### INFORMATION PROVIDED

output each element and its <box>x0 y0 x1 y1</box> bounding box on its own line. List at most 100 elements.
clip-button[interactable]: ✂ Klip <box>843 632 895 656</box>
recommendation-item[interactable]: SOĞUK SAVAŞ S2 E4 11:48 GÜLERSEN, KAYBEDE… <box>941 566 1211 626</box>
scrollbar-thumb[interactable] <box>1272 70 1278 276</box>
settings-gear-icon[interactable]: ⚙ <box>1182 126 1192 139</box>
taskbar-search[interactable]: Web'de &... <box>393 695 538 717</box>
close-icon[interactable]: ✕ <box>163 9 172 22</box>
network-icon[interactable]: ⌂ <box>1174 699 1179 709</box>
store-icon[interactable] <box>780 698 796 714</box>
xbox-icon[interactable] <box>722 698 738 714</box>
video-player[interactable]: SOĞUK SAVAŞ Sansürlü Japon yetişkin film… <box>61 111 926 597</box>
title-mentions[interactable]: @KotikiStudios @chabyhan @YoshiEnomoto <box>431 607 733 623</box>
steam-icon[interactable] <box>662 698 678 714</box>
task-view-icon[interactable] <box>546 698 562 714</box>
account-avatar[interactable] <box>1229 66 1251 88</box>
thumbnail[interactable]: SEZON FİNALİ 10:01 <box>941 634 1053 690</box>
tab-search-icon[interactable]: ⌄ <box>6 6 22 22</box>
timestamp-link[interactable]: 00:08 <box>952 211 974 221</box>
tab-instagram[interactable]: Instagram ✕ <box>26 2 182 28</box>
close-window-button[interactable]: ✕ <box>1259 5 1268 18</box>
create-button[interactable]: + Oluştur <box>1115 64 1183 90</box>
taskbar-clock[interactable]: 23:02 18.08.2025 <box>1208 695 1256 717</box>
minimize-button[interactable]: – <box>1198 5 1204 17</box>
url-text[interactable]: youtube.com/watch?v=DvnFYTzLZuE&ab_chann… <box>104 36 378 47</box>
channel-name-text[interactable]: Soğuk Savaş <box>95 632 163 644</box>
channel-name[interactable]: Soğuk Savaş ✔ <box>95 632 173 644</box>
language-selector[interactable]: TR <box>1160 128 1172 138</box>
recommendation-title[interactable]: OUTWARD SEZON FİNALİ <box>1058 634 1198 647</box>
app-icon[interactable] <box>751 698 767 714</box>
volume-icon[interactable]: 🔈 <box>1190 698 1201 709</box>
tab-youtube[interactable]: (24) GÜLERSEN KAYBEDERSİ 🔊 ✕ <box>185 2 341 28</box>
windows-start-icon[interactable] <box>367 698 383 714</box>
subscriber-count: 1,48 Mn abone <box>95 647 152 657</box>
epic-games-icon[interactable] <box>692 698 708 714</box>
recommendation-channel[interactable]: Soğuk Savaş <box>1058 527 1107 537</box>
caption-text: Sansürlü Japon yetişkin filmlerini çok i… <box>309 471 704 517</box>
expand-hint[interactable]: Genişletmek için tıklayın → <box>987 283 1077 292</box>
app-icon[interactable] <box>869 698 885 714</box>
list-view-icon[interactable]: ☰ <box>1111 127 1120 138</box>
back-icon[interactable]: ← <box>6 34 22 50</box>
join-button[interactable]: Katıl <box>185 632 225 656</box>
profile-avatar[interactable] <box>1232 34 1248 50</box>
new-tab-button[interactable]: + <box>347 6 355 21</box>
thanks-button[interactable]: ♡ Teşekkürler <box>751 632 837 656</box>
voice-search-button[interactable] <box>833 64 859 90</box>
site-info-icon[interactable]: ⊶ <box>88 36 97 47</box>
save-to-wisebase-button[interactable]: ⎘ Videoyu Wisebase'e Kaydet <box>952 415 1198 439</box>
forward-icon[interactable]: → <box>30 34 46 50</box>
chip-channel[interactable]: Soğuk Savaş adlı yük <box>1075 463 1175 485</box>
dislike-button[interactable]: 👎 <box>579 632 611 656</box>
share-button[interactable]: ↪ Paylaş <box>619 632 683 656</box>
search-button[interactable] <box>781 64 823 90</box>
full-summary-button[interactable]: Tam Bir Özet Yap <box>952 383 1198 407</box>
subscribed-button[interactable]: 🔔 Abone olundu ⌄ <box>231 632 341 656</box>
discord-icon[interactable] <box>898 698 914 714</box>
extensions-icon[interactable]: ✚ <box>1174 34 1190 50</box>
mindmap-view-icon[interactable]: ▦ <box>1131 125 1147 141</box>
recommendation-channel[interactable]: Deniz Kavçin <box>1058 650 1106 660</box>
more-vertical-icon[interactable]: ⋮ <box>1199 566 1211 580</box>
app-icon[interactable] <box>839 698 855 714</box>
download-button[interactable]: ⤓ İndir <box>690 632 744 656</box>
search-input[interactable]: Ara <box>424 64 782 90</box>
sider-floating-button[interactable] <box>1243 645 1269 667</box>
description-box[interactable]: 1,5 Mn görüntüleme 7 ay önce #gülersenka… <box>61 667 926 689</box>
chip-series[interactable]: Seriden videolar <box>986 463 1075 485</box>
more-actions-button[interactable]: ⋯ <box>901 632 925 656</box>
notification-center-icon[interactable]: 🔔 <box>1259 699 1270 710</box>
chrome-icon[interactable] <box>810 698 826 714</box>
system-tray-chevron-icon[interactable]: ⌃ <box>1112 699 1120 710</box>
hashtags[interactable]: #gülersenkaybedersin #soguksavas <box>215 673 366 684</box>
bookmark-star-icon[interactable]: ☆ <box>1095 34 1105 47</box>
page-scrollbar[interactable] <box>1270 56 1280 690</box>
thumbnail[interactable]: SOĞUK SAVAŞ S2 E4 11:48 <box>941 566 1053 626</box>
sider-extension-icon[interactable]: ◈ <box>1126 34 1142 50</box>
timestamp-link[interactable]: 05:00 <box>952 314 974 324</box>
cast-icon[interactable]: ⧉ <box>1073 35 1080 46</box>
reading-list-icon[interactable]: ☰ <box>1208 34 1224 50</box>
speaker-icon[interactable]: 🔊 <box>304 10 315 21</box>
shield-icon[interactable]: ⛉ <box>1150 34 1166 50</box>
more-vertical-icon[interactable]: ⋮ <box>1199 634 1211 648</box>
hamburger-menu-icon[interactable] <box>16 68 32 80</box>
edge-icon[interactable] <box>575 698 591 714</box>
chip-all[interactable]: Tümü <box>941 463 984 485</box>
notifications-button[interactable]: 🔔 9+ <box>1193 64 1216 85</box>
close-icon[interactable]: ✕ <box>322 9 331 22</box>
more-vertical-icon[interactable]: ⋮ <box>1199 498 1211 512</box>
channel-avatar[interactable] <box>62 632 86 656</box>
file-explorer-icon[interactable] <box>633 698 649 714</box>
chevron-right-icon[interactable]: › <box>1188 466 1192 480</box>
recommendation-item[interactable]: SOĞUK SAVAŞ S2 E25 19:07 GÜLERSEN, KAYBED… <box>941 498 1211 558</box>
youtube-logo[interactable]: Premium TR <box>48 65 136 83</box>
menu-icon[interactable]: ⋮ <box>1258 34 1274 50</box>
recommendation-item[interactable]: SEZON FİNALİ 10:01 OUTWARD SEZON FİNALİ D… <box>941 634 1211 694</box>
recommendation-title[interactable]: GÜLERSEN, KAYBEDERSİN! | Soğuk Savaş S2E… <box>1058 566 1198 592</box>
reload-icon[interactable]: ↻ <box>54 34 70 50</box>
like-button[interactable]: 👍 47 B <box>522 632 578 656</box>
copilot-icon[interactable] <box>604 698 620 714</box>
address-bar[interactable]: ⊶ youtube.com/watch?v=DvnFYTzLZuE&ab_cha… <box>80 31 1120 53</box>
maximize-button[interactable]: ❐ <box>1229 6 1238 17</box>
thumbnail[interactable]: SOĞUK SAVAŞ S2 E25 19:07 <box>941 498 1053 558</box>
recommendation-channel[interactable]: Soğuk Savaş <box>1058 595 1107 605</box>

######

INSTRUCTION: Reproduce the data above with each "recommendation-item" swapped for "suggested-video". Keep everything else the same.

ANSWER FOR THE TASK:
output each element and its <box>x0 y0 x1 y1</box> bounding box on its own line. List at most 100 elements.
clip-button[interactable]: ✂ Klip <box>843 632 895 656</box>
suggested-video[interactable]: SOĞUK SAVAŞ S2 E4 11:48 GÜLERSEN, KAYBEDE… <box>941 566 1211 626</box>
scrollbar-thumb[interactable] <box>1272 70 1278 276</box>
settings-gear-icon[interactable]: ⚙ <box>1182 126 1192 139</box>
taskbar-search[interactable]: Web'de &... <box>393 695 538 717</box>
close-icon[interactable]: ✕ <box>163 9 172 22</box>
network-icon[interactable]: ⌂ <box>1174 699 1179 709</box>
store-icon[interactable] <box>780 698 796 714</box>
xbox-icon[interactable] <box>722 698 738 714</box>
video-player[interactable]: SOĞUK SAVAŞ Sansürlü Japon yetişkin film… <box>61 111 926 597</box>
title-mentions[interactable]: @KotikiStudios @chabyhan @YoshiEnomoto <box>431 607 733 623</box>
steam-icon[interactable] <box>662 698 678 714</box>
task-view-icon[interactable] <box>546 698 562 714</box>
account-avatar[interactable] <box>1229 66 1251 88</box>
thumbnail[interactable]: SEZON FİNALİ 10:01 <box>941 634 1053 690</box>
tab-search-icon[interactable]: ⌄ <box>6 6 22 22</box>
timestamp-link[interactable]: 00:08 <box>952 211 974 221</box>
tab-instagram[interactable]: Instagram ✕ <box>26 2 182 28</box>
close-window-button[interactable]: ✕ <box>1259 5 1268 18</box>
create-button[interactable]: + Oluştur <box>1115 64 1183 90</box>
taskbar-clock[interactable]: 23:02 18.08.2025 <box>1208 695 1256 717</box>
minimize-button[interactable]: – <box>1198 5 1204 17</box>
url-text[interactable]: youtube.com/watch?v=DvnFYTzLZuE&ab_chann… <box>104 36 378 47</box>
channel-name-text[interactable]: Soğuk Savaş <box>95 632 163 644</box>
channel-name[interactable]: Soğuk Savaş ✔ <box>95 632 173 644</box>
language-selector[interactable]: TR <box>1160 128 1172 138</box>
recommendation-title[interactable]: OUTWARD SEZON FİNALİ <box>1058 634 1198 647</box>
app-icon[interactable] <box>751 698 767 714</box>
volume-icon[interactable]: 🔈 <box>1190 698 1201 709</box>
tab-youtube[interactable]: (24) GÜLERSEN KAYBEDERSİ 🔊 ✕ <box>185 2 341 28</box>
windows-start-icon[interactable] <box>367 698 383 714</box>
subscriber-count: 1,48 Mn abone <box>95 647 152 657</box>
epic-games-icon[interactable] <box>692 698 708 714</box>
recommendation-channel[interactable]: Soğuk Savaş <box>1058 527 1107 537</box>
caption-text: Sansürlü Japon yetişkin filmlerini çok i… <box>309 471 704 517</box>
expand-hint[interactable]: Genişletmek için tıklayın → <box>987 283 1077 292</box>
app-icon[interactable] <box>869 698 885 714</box>
list-view-icon[interactable]: ☰ <box>1111 127 1120 138</box>
back-icon[interactable]: ← <box>6 34 22 50</box>
join-button[interactable]: Katıl <box>185 632 225 656</box>
profile-avatar[interactable] <box>1232 34 1248 50</box>
new-tab-button[interactable]: + <box>347 6 355 21</box>
thanks-button[interactable]: ♡ Teşekkürler <box>751 632 837 656</box>
voice-search-button[interactable] <box>833 64 859 90</box>
site-info-icon[interactable]: ⊶ <box>88 36 97 47</box>
save-to-wisebase-button[interactable]: ⎘ Videoyu Wisebase'e Kaydet <box>952 415 1198 439</box>
forward-icon[interactable]: → <box>30 34 46 50</box>
chip-channel[interactable]: Soğuk Savaş adlı yük <box>1075 463 1175 485</box>
dislike-button[interactable]: 👎 <box>579 632 611 656</box>
share-button[interactable]: ↪ Paylaş <box>619 632 683 656</box>
search-button[interactable] <box>781 64 823 90</box>
full-summary-button[interactable]: Tam Bir Özet Yap <box>952 383 1198 407</box>
subscribed-button[interactable]: 🔔 Abone olundu ⌄ <box>231 632 341 656</box>
discord-icon[interactable] <box>898 698 914 714</box>
extensions-icon[interactable]: ✚ <box>1174 34 1190 50</box>
mindmap-view-icon[interactable]: ▦ <box>1131 125 1147 141</box>
recommendation-channel[interactable]: Deniz Kavçin <box>1058 650 1106 660</box>
more-vertical-icon[interactable]: ⋮ <box>1199 566 1211 580</box>
app-icon[interactable] <box>839 698 855 714</box>
download-button[interactable]: ⤓ İndir <box>690 632 744 656</box>
search-input[interactable]: Ara <box>424 64 782 90</box>
sider-floating-button[interactable] <box>1243 645 1269 667</box>
description-box[interactable]: 1,5 Mn görüntüleme 7 ay önce #gülersenka… <box>61 667 926 689</box>
chip-series[interactable]: Seriden videolar <box>986 463 1075 485</box>
more-actions-button[interactable]: ⋯ <box>901 632 925 656</box>
notification-center-icon[interactable]: 🔔 <box>1259 699 1270 710</box>
chrome-icon[interactable] <box>810 698 826 714</box>
system-tray-chevron-icon[interactable]: ⌃ <box>1112 699 1120 710</box>
hashtags[interactable]: #gülersenkaybedersin #soguksavas <box>215 673 366 684</box>
bookmark-star-icon[interactable]: ☆ <box>1095 34 1105 47</box>
page-scrollbar[interactable] <box>1270 56 1280 690</box>
thumbnail[interactable]: SOĞUK SAVAŞ S2 E4 11:48 <box>941 566 1053 626</box>
sider-extension-icon[interactable]: ◈ <box>1126 34 1142 50</box>
timestamp-link[interactable]: 05:00 <box>952 314 974 324</box>
cast-icon[interactable]: ⧉ <box>1073 35 1080 46</box>
reading-list-icon[interactable]: ☰ <box>1208 34 1224 50</box>
speaker-icon[interactable]: 🔊 <box>304 10 315 21</box>
shield-icon[interactable]: ⛉ <box>1150 34 1166 50</box>
more-vertical-icon[interactable]: ⋮ <box>1199 634 1211 648</box>
hamburger-menu-icon[interactable] <box>16 68 32 80</box>
edge-icon[interactable] <box>575 698 591 714</box>
chip-all[interactable]: Tümü <box>941 463 984 485</box>
notifications-button[interactable]: 🔔 9+ <box>1193 64 1216 85</box>
close-icon[interactable]: ✕ <box>322 9 331 22</box>
more-vertical-icon[interactable]: ⋮ <box>1199 498 1211 512</box>
channel-avatar[interactable] <box>62 632 86 656</box>
file-explorer-icon[interactable] <box>633 698 649 714</box>
chevron-right-icon[interactable]: › <box>1188 466 1192 480</box>
suggested-video[interactable]: SOĞUK SAVAŞ S2 E25 19:07 GÜLERSEN, KAYBED… <box>941 498 1211 558</box>
youtube-logo[interactable]: Premium TR <box>48 65 136 83</box>
menu-icon[interactable]: ⋮ <box>1258 34 1274 50</box>
suggested-video[interactable]: SEZON FİNALİ 10:01 OUTWARD SEZON FİNALİ D… <box>941 634 1211 694</box>
recommendation-title[interactable]: GÜLERSEN, KAYBEDERSİN! | Soğuk Savaş S2E… <box>1058 566 1198 592</box>
reload-icon[interactable]: ↻ <box>54 34 70 50</box>
like-button[interactable]: 👍 47 B <box>522 632 578 656</box>
copilot-icon[interactable] <box>604 698 620 714</box>
address-bar[interactable]: ⊶ youtube.com/watch?v=DvnFYTzLZuE&ab_cha… <box>80 31 1120 53</box>
maximize-button[interactable]: ❐ <box>1229 6 1238 17</box>
thumbnail[interactable]: SOĞUK SAVAŞ S2 E25 19:07 <box>941 498 1053 558</box>
recommendation-channel[interactable]: Soğuk Savaş <box>1058 595 1107 605</box>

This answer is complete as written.